| WHAT THE TASK ASKS |
Copy out the lines of the material that begin with the one containing "- arrowhead down into multiplier" and end with the one containing "- svg-text:x(t): x(t): [8, 49, 49, 77]", including both, with each line unchanged.

| Bounding box annotations |
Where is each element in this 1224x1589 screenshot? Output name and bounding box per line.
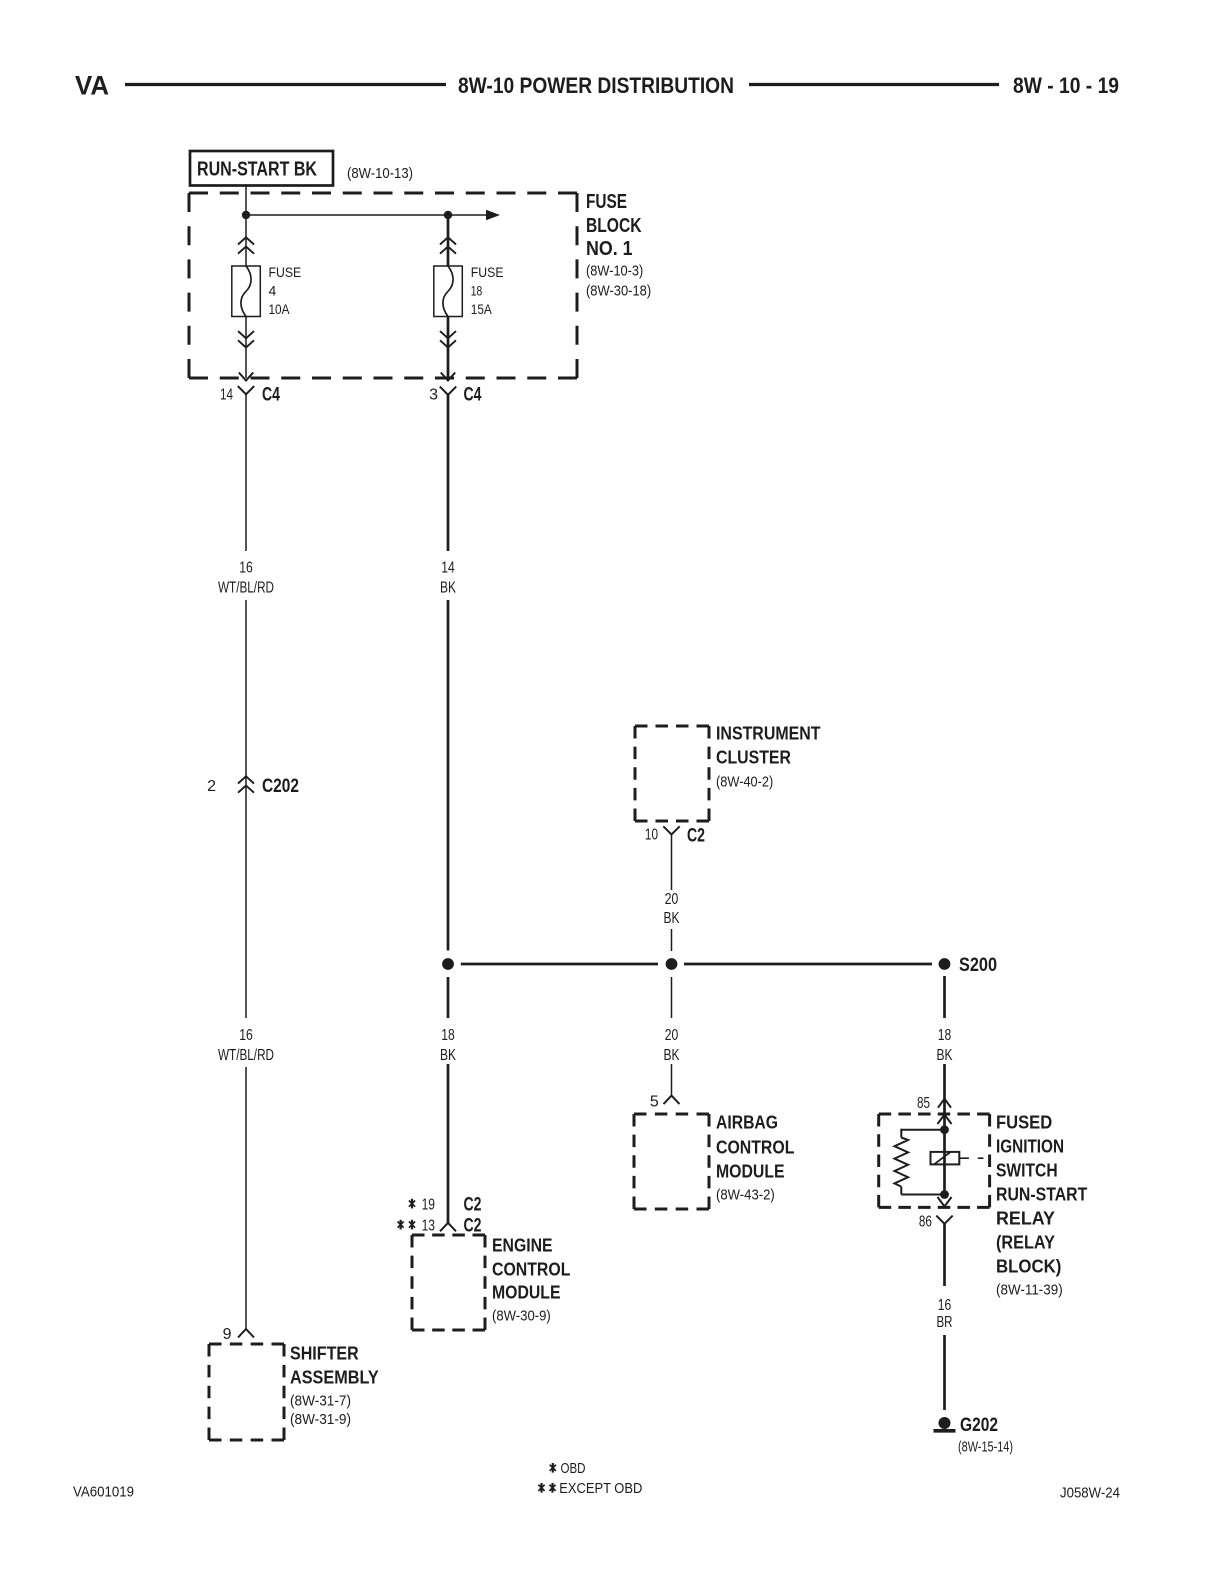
svg-text:S200: S200 xyxy=(959,955,997,976)
svg-text:(8W-10-13): (8W-10-13) xyxy=(347,165,413,182)
svg-text:14: 14 xyxy=(441,559,455,576)
svg-text:RELAY: RELAY xyxy=(996,1209,1055,1229)
svg-text:C4: C4 xyxy=(464,384,482,405)
svg-text:C4: C4 xyxy=(262,384,280,405)
svg-text:4: 4 xyxy=(269,283,277,299)
svg-text:14: 14 xyxy=(220,386,233,403)
svg-text:16: 16 xyxy=(938,1297,952,1314)
svg-text:BK: BK xyxy=(664,1047,680,1064)
svg-text:MODULE: MODULE xyxy=(492,1283,561,1303)
svg-text:(8W-43-2): (8W-43-2) xyxy=(716,1186,775,1203)
svg-text:8W-10 POWER DISTRIBUTION: 8W-10 POWER DISTRIBUTION xyxy=(458,73,734,98)
svg-text:FUSE: FUSE xyxy=(586,191,627,213)
svg-text:86: 86 xyxy=(919,1213,932,1230)
svg-text:(8W-15-14): (8W-15-14) xyxy=(958,1438,1013,1455)
svg-text:15A: 15A xyxy=(471,301,493,317)
svg-text:(8W-10-3): (8W-10-3) xyxy=(586,262,643,279)
svg-text:FUSED: FUSED xyxy=(996,1113,1052,1133)
svg-text:NO. 1: NO. 1 xyxy=(586,238,633,260)
svg-text:VA601019: VA601019 xyxy=(73,1483,134,1500)
svg-text:AIRBAG: AIRBAG xyxy=(716,1113,778,1133)
svg-text:8W - 10 - 19: 8W - 10 - 19 xyxy=(1013,73,1119,98)
svg-text:SHIFTER: SHIFTER xyxy=(290,1344,359,1364)
svg-text:ENGINE: ENGINE xyxy=(492,1236,553,1256)
svg-text:(8W-30-18): (8W-30-18) xyxy=(586,282,651,299)
svg-text:BLOCK): BLOCK) xyxy=(996,1257,1061,1277)
svg-text:(8W-31-7): (8W-31-7) xyxy=(290,1392,351,1409)
svg-text:BR: BR xyxy=(937,1314,953,1331)
svg-text:(8W-11-39): (8W-11-39) xyxy=(996,1281,1063,1298)
svg-text:20: 20 xyxy=(665,1027,679,1044)
svg-text:WT/BL/RD: WT/BL/RD xyxy=(218,1047,274,1064)
svg-text:EXCEPT OBD: EXCEPT OBD xyxy=(559,1480,642,1497)
svg-text:OBD: OBD xyxy=(561,1460,586,1477)
svg-text:C2: C2 xyxy=(464,1215,482,1236)
svg-text:ASSEMBLY: ASSEMBLY xyxy=(290,1368,379,1388)
svg-text:18: 18 xyxy=(441,1027,455,1044)
svg-text:BK: BK xyxy=(440,579,456,596)
svg-text:WT/BL/RD: WT/BL/RD xyxy=(218,579,274,596)
svg-text:(8W-31-9): (8W-31-9) xyxy=(290,1411,351,1428)
svg-text:C2: C2 xyxy=(464,1194,482,1215)
svg-text:BK: BK xyxy=(664,910,680,927)
svg-text:9: 9 xyxy=(223,1326,232,1343)
svg-text:BLOCK: BLOCK xyxy=(586,215,642,237)
svg-text:MODULE: MODULE xyxy=(716,1162,785,1182)
svg-text:RUN-START: RUN-START xyxy=(996,1185,1087,1205)
svg-text:BK: BK xyxy=(440,1047,456,1064)
svg-text:INSTRUMENT: INSTRUMENT xyxy=(716,724,821,744)
svg-text:CLUSTER: CLUSTER xyxy=(716,748,791,768)
svg-text:10: 10 xyxy=(645,826,658,843)
svg-text:RUN-START BK: RUN-START BK xyxy=(197,159,317,181)
svg-text:5: 5 xyxy=(650,1093,659,1110)
svg-text:J058W-24: J058W-24 xyxy=(1060,1484,1120,1501)
svg-text:CONTROL: CONTROL xyxy=(716,1138,794,1158)
svg-text:IGNITION: IGNITION xyxy=(996,1137,1064,1157)
svg-text:SWITCH: SWITCH xyxy=(996,1161,1058,1181)
svg-text:(8W-30-9): (8W-30-9) xyxy=(492,1307,551,1324)
svg-text:19: 19 xyxy=(422,1196,435,1213)
svg-text:(8W-40-2): (8W-40-2) xyxy=(716,773,773,790)
svg-text:10A: 10A xyxy=(269,301,291,317)
svg-text:VA: VA xyxy=(75,71,109,101)
svg-text:(RELAY: (RELAY xyxy=(996,1233,1055,1253)
svg-text:FUSE: FUSE xyxy=(471,264,504,280)
svg-text:3: 3 xyxy=(429,386,438,403)
svg-text:C2: C2 xyxy=(687,825,705,846)
svg-text:FUSE: FUSE xyxy=(269,264,302,280)
svg-text:16: 16 xyxy=(239,559,253,576)
svg-text:BK: BK xyxy=(937,1047,953,1064)
svg-text:16: 16 xyxy=(239,1027,253,1044)
svg-text:CONTROL: CONTROL xyxy=(492,1260,570,1280)
svg-text:C202: C202 xyxy=(262,776,299,797)
svg-text:13: 13 xyxy=(422,1217,435,1234)
svg-text:2: 2 xyxy=(207,778,216,795)
svg-text:20: 20 xyxy=(665,891,679,908)
svg-text:85: 85 xyxy=(917,1095,930,1112)
svg-text:18: 18 xyxy=(471,283,483,299)
svg-text:18: 18 xyxy=(938,1027,952,1044)
svg-text:G202: G202 xyxy=(960,1415,998,1436)
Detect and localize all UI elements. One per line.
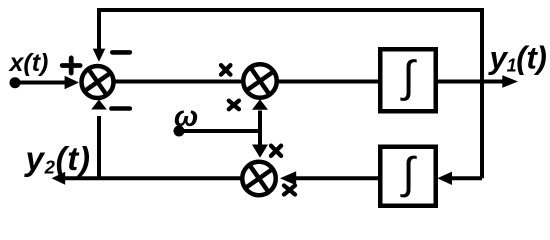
- arrowhead down into multiplier M2 top: [252, 145, 268, 158]
- sign times upper-left of M1: [221, 65, 230, 74]
- arrowhead right into summer left: [65, 76, 79, 90]
- wire: elbow into integrator 2 from right: [450, 176, 482, 180]
- wire: feedback tap from y1 line up, across top, down into summer: [99, 10, 482, 178]
- multiplier M2: [242, 162, 276, 196]
- svg-text:x(t): x(t): [8, 49, 49, 77]
- wire: omega branch vertical: [258, 111, 262, 146]
- integrator U1 box: [380, 49, 436, 111]
- svg-text:y1(t): y1(t): [488, 39, 547, 75]
- wire: y2 output line: [65, 176, 259, 180]
- arrowhead down into summer top: [93, 49, 106, 62]
- arrowhead left into multiplier M2: [280, 171, 296, 185]
- arrowhead left into integrator 2: [437, 172, 452, 185]
- arrowhead up into summer bottom: [91, 100, 107, 110]
- sign times lower-right of M2: [284, 186, 295, 195]
- sign plus at summer input: [62, 58, 80, 73]
- wire: x(t) input line: [15, 81, 66, 85]
- wire: feedback vertical up into summer bottom: [97, 116, 101, 178]
- multiplier M1: [243, 64, 277, 98]
- svg-text:ω: ω: [174, 101, 198, 133]
- sign minus at summer bottom: [111, 106, 129, 111]
- integrator U2 box: [380, 147, 436, 206]
- wire: multiplier M1 to integrator 1: [260, 80, 380, 84]
- node: x(t) input dot: [10, 77, 21, 88]
- wire: summer to multiplier M1: [98, 80, 261, 84]
- sign times upper-right of M2: [271, 146, 281, 156]
- arrowhead left y2 output: [52, 172, 66, 185]
- svg-text:y2(t): y2(t): [24, 140, 91, 177]
- arrowhead up into multiplier M1 bottom: [252, 99, 268, 110]
- summing junction S1: [82, 66, 114, 98]
- arrowhead right y1 output: [502, 75, 518, 88]
- node: omega input dot: [174, 126, 185, 137]
- wire: omega to branch point: [179, 129, 260, 133]
- sign times lower-left of M1: [229, 101, 239, 110]
- wire: integrator 1 output y1: [436, 80, 504, 84]
- sign minus at summer top: [112, 50, 130, 55]
- wire: integrator 2 to multiplier M2: [293, 176, 380, 180]
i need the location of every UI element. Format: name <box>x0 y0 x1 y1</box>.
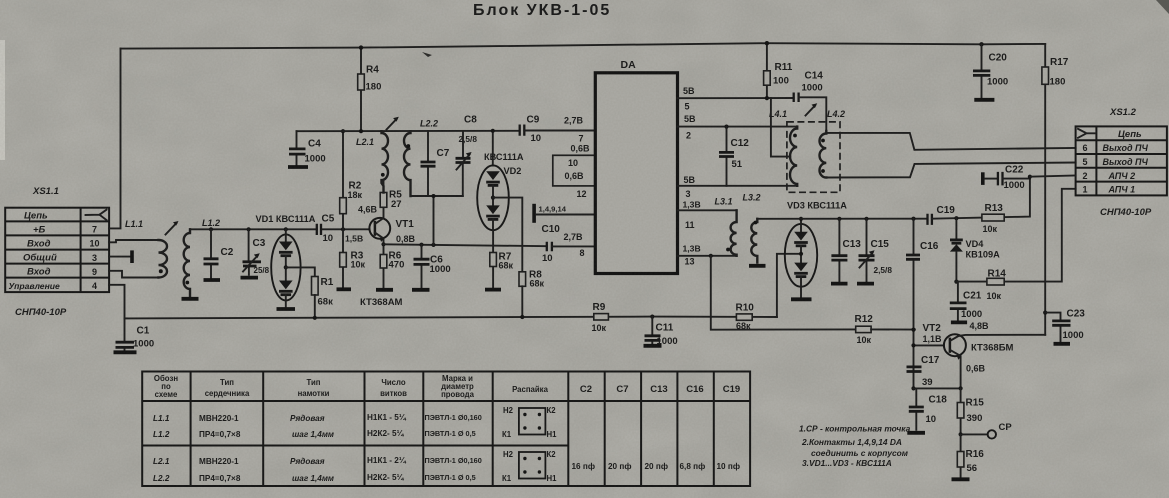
inductor L1.1 <box>159 240 168 278</box>
capacitor C6 <box>421 245 423 288</box>
connector XS1.2 header fork symbol <box>1078 129 1095 138</box>
wire pin9 to L1.1 bottom <box>109 271 159 278</box>
connector XS1.1 header fork symbol <box>86 210 107 220</box>
wire L4.2 bottom to XS1.2 pin5 <box>826 163 1075 178</box>
wire VD2 tap to R8 <box>493 198 522 272</box>
resistor R4 <box>360 48 362 132</box>
wire pin10 to L1.1 top <box>109 240 159 242</box>
node dot C2 <box>209 227 213 231</box>
wire R10 to VD3 tap <box>777 254 801 317</box>
inductor L1.2 <box>184 229 190 297</box>
wire pin13 node down through bus to R12 <box>709 254 713 258</box>
capacitor C20 <box>979 42 983 46</box>
capacitor C14 <box>794 93 799 103</box>
node dot tank2 return <box>431 243 435 247</box>
wire tank1 top rail <box>190 228 370 230</box>
ground under L3.2 <box>749 264 766 268</box>
resistor R7 <box>492 230 494 287</box>
wire VD1 tap to R1 <box>286 267 315 276</box>
wire C17 bottom to emitter <box>911 386 915 390</box>
wire L4.1 center tap <box>771 98 790 157</box>
stray mark <box>422 52 432 57</box>
wire R12 to VT2 base <box>871 328 915 330</box>
tuning arrow L1 <box>166 223 177 235</box>
capacitor C21 <box>957 282 959 321</box>
resistor R11 <box>766 43 768 98</box>
transistor VT2 <box>944 334 966 356</box>
inductor L2.1 <box>382 131 389 192</box>
table row 1 L1 <box>153 413 482 439</box>
connector XS1.1 table frame <box>5 208 109 292</box>
ground under C3 <box>241 276 259 280</box>
ground under R7 <box>485 288 501 292</box>
wire bottom tuning bus <box>125 317 777 319</box>
inductor L2.2 <box>404 131 411 196</box>
wire АПЧ2 row2 <box>1030 176 1076 177</box>
box pin10 voltage <box>553 155 596 186</box>
capacitance values <box>572 462 741 471</box>
inductor L3.1 <box>731 210 737 256</box>
resistor R1 <box>312 277 319 296</box>
ground under R6 <box>376 288 393 292</box>
dark scan corner top-right <box>1156 0 1169 14</box>
wire pin2 to L4.1 top <box>678 126 798 128</box>
wire pin11 to L3.1 <box>678 209 737 211</box>
wire +Б pin7 to top supply bus <box>109 49 121 229</box>
resistor R12 <box>856 326 871 332</box>
capacitor C5 <box>317 224 321 235</box>
capacitor C12 <box>724 125 728 129</box>
wire pin5 to R11/C14 node <box>678 97 794 99</box>
resistor R9 on tuning bus <box>594 314 609 320</box>
node dot C6 <box>419 243 423 247</box>
ground under VD3 <box>791 297 812 301</box>
light left edge sliver <box>0 40 5 160</box>
capacitor C10 <box>547 242 552 252</box>
wire base tap <box>914 344 944 346</box>
resistor R5 <box>383 181 385 219</box>
wire pin4 Управление down to tuning bus <box>109 285 125 319</box>
capacitor C7 <box>427 131 429 196</box>
transistor VT1 <box>369 218 390 239</box>
capacitor C23 <box>1043 311 1047 315</box>
node dot VD1 <box>284 227 288 231</box>
capacitor C16 <box>911 217 915 221</box>
wire top supply bus <box>121 43 1046 48</box>
resistor R3 <box>342 229 344 287</box>
wire L4.2 top to XS1.2 pin6 <box>826 133 1075 150</box>
wire AFC node R14 to АПЧ1 <box>954 280 958 284</box>
chassis bar on Общий stub <box>130 250 134 263</box>
resistor R10 on tuning bus <box>736 314 752 320</box>
tuning arrow L2 <box>387 119 397 130</box>
ground under L1.2 <box>182 297 199 301</box>
inductor L4.2 <box>819 131 826 178</box>
capacitor C2 <box>210 229 212 277</box>
resistor R8 <box>519 272 526 287</box>
tuning arrow L4 <box>806 106 816 116</box>
ground under R3 <box>337 287 352 291</box>
trimmer capacitor C3 <box>248 229 250 274</box>
capacitor C19 <box>928 214 932 225</box>
table row 2 L2 <box>153 456 482 483</box>
inductor L3.2 <box>751 219 757 263</box>
shield dashed box L4 <box>787 122 840 192</box>
resistor R6 <box>383 244 385 287</box>
node dot VT1 emitter <box>381 242 385 246</box>
wire tank2 top rail <box>297 130 519 132</box>
capacitor C11 <box>650 315 654 319</box>
capacitor C17 <box>913 366 915 372</box>
wire VT2 collector <box>958 335 1045 336</box>
IC DA <box>595 73 677 274</box>
trimmer capacitor C15 <box>864 217 868 221</box>
connector XS1.2 table frame <box>1076 126 1167 195</box>
wire pin13 to L3.1 bottom <box>678 255 737 257</box>
capacitor C13 <box>837 217 841 221</box>
resistor R13 <box>982 214 1004 221</box>
resistor R16 <box>960 434 962 477</box>
capacitor C18 <box>915 388 917 429</box>
capacitor C4 <box>296 131 298 164</box>
pinout square row 2 <box>519 452 546 479</box>
trimmer capacitor C8 <box>462 131 464 196</box>
table header texts <box>154 374 740 399</box>
polarity dot L1.2 <box>185 281 189 285</box>
pinout square row 1 <box>519 408 546 435</box>
polarity dot L1.1 <box>159 269 163 273</box>
chassis pins 1,4,9,14 <box>532 204 536 223</box>
wire pin3 to L4.1 bottom <box>678 185 798 187</box>
resistor R15 <box>960 388 962 434</box>
capacitor C9 <box>520 125 525 136</box>
wire pin3 Общий stub <box>109 256 130 258</box>
inductor L4.1 <box>790 127 797 186</box>
resistor R2 <box>342 131 344 229</box>
resistor R14 <box>987 278 1004 285</box>
wire tank3 top rail <box>757 218 927 220</box>
varactor VD4 <box>954 216 958 220</box>
capacitor C1 <box>124 318 126 350</box>
ground under C2 <box>204 278 221 282</box>
table frame <box>142 372 750 487</box>
ground under VD1 <box>277 307 296 311</box>
test point СР <box>959 432 963 436</box>
wire emitter rail to C10 <box>384 244 547 246</box>
ground under R16 <box>952 477 970 481</box>
capacitor C22 <box>981 172 985 185</box>
wire tank2 bottom rail <box>411 196 463 245</box>
resistor R17 <box>1044 44 1046 335</box>
node dot R2/R3 <box>341 227 345 231</box>
node dot C3 <box>247 227 251 231</box>
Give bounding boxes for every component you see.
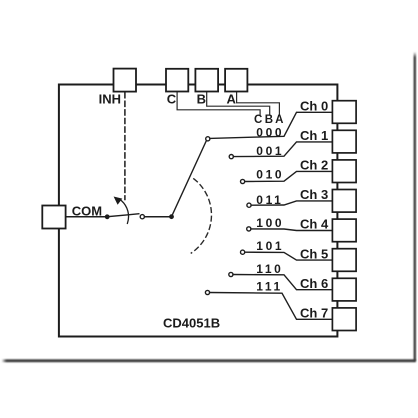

| FULL OUTPUT |
- arrowhead down into multiplier M2 top: [252, 145, 268, 158]
- sign times upper-left of M1: [221, 65, 230, 74]
- arrowhead right into summer left: [65, 76, 79, 90]
- wire: elbow into integrator 2 from right: [450, 176, 482, 180]
- wire: feedback tap from y1 line up, across top, down into summer: [99, 10, 482, 178]
- multiplier M2: [242, 162, 276, 196]
- svg-text:x(t): x(t): [8, 49, 49, 77]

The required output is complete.